What is being asked> Report every line from the material that contains the word "Default".
>> Start Data provided
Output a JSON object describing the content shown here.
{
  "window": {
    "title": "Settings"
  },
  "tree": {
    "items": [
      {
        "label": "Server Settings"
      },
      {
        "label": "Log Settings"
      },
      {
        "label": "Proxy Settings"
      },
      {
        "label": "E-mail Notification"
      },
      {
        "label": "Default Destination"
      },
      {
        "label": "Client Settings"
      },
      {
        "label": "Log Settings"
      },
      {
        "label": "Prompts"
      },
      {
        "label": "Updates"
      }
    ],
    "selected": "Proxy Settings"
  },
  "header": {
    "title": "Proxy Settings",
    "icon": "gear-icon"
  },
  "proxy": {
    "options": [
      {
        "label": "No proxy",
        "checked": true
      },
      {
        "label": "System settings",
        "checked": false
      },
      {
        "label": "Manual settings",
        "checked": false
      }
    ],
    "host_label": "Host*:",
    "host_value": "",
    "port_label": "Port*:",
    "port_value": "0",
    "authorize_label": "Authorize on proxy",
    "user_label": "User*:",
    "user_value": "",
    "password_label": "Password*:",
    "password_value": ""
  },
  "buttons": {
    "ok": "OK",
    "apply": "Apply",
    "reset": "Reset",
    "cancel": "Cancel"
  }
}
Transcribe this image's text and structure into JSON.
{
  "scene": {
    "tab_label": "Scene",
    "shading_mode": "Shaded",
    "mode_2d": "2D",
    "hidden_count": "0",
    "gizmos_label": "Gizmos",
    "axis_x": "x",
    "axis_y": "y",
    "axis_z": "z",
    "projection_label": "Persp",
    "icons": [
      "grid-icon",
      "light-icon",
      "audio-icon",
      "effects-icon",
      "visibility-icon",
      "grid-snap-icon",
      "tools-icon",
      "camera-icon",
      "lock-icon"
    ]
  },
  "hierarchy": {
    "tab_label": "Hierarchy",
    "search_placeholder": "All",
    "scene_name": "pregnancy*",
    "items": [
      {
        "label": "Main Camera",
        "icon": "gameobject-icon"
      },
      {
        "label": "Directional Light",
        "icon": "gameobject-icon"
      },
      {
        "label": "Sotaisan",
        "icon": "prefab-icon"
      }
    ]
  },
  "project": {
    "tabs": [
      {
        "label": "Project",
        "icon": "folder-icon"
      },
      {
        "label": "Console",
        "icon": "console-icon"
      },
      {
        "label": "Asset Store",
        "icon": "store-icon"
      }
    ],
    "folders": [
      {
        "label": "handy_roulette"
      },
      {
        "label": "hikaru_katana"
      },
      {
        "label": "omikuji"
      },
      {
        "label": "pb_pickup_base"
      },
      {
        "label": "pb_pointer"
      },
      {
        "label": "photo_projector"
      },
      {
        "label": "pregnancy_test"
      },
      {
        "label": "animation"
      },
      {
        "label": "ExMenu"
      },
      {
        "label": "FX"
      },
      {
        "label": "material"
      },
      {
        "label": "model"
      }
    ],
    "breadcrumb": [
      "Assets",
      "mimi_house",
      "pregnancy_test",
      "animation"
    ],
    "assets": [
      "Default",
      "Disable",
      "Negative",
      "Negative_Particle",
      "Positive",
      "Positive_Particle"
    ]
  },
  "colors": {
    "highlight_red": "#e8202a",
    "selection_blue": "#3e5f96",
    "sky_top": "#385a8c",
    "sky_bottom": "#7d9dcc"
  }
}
>> End Data provided
Exercise solution>
        "label": "Default Destination"
      "Default",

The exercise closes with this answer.